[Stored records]
··········

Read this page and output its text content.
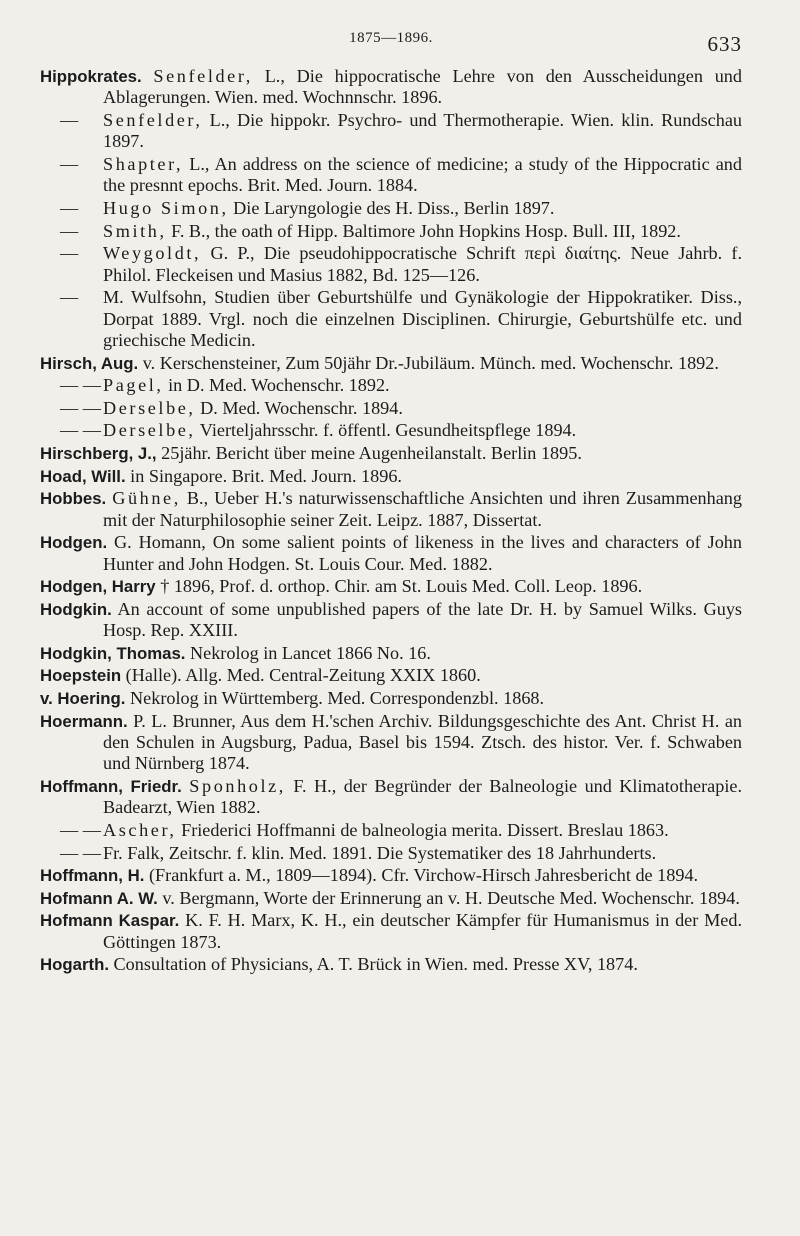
1875—1896.	633
Hippokrates. Senfelder, L., Die hippocratische Lehre von den Ausscheidungen und Ablagerungen. Wien. med. Wochnnschr. 1896.
— Senfelder, L., Die hippokr. Psychro- und Thermotherapie. Wien. klin. Rundschau 1897.
— Shapter, L., An address on the science of medicine; a study of the Hippocratic and the presnnt epochs. Brit. Med. Journ. 1884.
— Hugo Simon, Die Laryngologie des H. Diss., Berlin 1897.
— Smith, F. B., the oath of Hipp. Baltimore John Hopkins Hosp. Bull. III, 1892.
— Weygoldt, G. P., Die pseudohippocratische Schrift περὶ διαίτης. Neue Jahrb. f. Philol. Fleckeisen und Masius 1882, Bd. 125—126.
— M. Wulfsohn, Studien über Geburtshülfe und Gynäkologie der Hippokratiker. Diss., Dorpat 1889. Vrgl. noch die einzelnen Disciplinen. Chirurgie, Geburtshülfe etc. und griechische Medicin.
Hirsch, Aug. v. Kerschensteiner, Zum 50jähr Dr.-Jubiläum. Münch. med. Wochenschr. 1892.
— — Pagel, in D. Med. Wochenschr. 1892.
— — Derselbe, D. Med. Wochenschr. 1894.
— — Derselbe, Vierteljahrsschr. f. öffentl. Gesundheitspflege 1894.
Hirschberg, J., 25jähr. Bericht über meine Augenheilanstalt. Berlin 1895.
Hoad, Will. in Singapore. Brit. Med. Journ. 1896.
Hobbes. Gühne, B., Ueber H.'s naturwissenschaftliche Ansichten und ihren Zusammenhang mit der Naturphilosophie seiner Zeit. Leipz. 1887, Dissertat.
Hodgen. G. Homann, On some salient points of likeness in the lives and characters of John Hunter and John Hodgen. St. Louis Cour. Med. 1882.
Hodgen, Harry † 1896, Prof. d. orthop. Chir. am St. Louis Med. Coll. Leop. 1896.
Hodgkin. An account of some unpublished papers of the late Dr. H. by Samuel Wilks. Guys Hosp. Rep. XXIII.
Hodgkin, Thomas. Nekrolog in Lancet 1866 No. 16.
Hoepstein (Halle). Allg. Med. Central-Zeitung XXIX 1860.
v. Hoering. Nekrolog in Württemberg. Med. Correspondenzbl. 1868.
Hoermann. P. L. Brunner, Aus dem H.'schen Archiv. Bildungsgeschichte des Ant. Christ H. an den Schulen in Augsburg, Padua, Basel bis 1594. Ztsch. des histor. Ver. f. Schwaben und Nürnberg 1874.
Hoffmann, Friedr. Sponholz, F. H., der Begründer der Balneologie und Klimatotherapie. Badearzt, Wien 1882.
— — Ascher, Friederici Hoffmanni de balneologia merita. Dissert. Breslau 1863.
— — Fr. Falk, Zeitschr. f. klin. Med. 1891. Die Systematiker des 18 Jahrhunderts.
Hoffmann, H. (Frankfurt a. M., 1809—1894). Cfr. Virchow-Hirsch Jahresbericht de 1894.
Hofmann A. W. v. Bergmann, Worte der Erinnerung an v. H. Deutsche Med. Wochenschr. 1894.
Hofmann Kaspar. K. F. H. Marx, K. H., ein deutscher Kämpfer für Humanismus in der Med. Göttingen 1873.
Hogarth. Consultation of Physicians, A. T. Brück in Wien. med. Presse XV, 1874.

··········

■ Objective ■
Without the pictures, restate all of the entries above verbatim.

■ Result of the exercise ■
Read this page and output its text content.
1875—1896.	633
Hippokrates. Senfelder, L., Die hippocratische Lehre von den Ausscheidungen und Ablagerungen. Wien. med. Wochnnschr. 1896.
— Senfelder, L., Die hippokr. Psychro- und Thermotherapie. Wien. klin. Rundschau 1897.
— Shapter, L., An address on the science of medicine; a study of the Hippocratic and the presnnt epochs. Brit. Med. Journ. 1884.
— Hugo Simon, Die Laryngologie des H. Diss., Berlin 1897.
— Smith, F. B., the oath of Hipp. Baltimore John Hopkins Hosp. Bull. III, 1892.
— Weygoldt, G. P., Die pseudohippocratische Schrift περὶ διαίτης. Neue Jahrb. f. Philol. Fleckeisen und Masius 1882, Bd. 125—126.
— M. Wulfsohn, Studien über Geburtshülfe und Gynäkologie der Hippokratiker. Diss., Dorpat 1889. Vrgl. noch die einzelnen Disciplinen. Chirurgie, Geburtshülfe etc. und griechische Medicin.
Hirsch, Aug. v. Kerschensteiner, Zum 50jähr Dr.-Jubiläum. Münch. med. Wochenschr. 1892.
— — Pagel, in D. Med. Wochenschr. 1892.
— — Derselbe, D. Med. Wochenschr. 1894.
— — Derselbe, Vierteljahrsschr. f. öffentl. Gesundheitspflege 1894.
Hirschberg, J., 25jähr. Bericht über meine Augenheilanstalt. Berlin 1895.
Hoad, Will. in Singapore. Brit. Med. Journ. 1896.
Hobbes. Gühne, B., Ueber H.'s naturwissenschaftliche Ansichten und ihren Zusammenhang mit der Naturphilosophie seiner Zeit. Leipz. 1887, Dissertat.
Hodgen. G. Homann, On some salient points of likeness in the lives and characters of John Hunter and John Hodgen. St. Louis Cour. Med. 1882.
Hodgen, Harry † 1896, Prof. d. orthop. Chir. am St. Louis Med. Coll. Leop. 1896.
Hodgkin. An account of some unpublished papers of the late Dr. H. by Samuel Wilks. Guys Hosp. Rep. XXIII.
Hodgkin, Thomas. Nekrolog in Lancet 1866 No. 16.
Hoepstein (Halle). Allg. Med. Central-Zeitung XXIX 1860.
v. Hoering. Nekrolog in Württemberg. Med. Correspondenzbl. 1868.
Hoermann. P. L. Brunner, Aus dem H.'schen Archiv. Bildungsgeschichte des Ant. Christ H. an den Schulen in Augsburg, Padua, Basel bis 1594. Ztsch. des histor. Ver. f. Schwaben und Nürnberg 1874.
Hoffmann, Friedr. Sponholz, F. H., der Begründer der Balneologie und Klimatotherapie. Badearzt, Wien 1882.
— — Ascher, Friederici Hoffmanni de balneologia merita. Dissert. Breslau 1863.
— — Fr. Falk, Zeitschr. f. klin. Med. 1891. Die Systematiker des 18 Jahrhunderts.
Hoffmann, H. (Frankfurt a. M., 1809—1894). Cfr. Virchow-Hirsch Jahresbericht de 1894.
Hofmann A. W. v. Bergmann, Worte der Erinnerung an v. H. Deutsche Med. Wochenschr. 1894.
Hofmann Kaspar. K. F. H. Marx, K. H., ein deutscher Kämpfer für Humanismus in der Med. Göttingen 1873.
Hogarth. Consultation of Physicians, A. T. Brück in Wien. med. Presse XV, 1874.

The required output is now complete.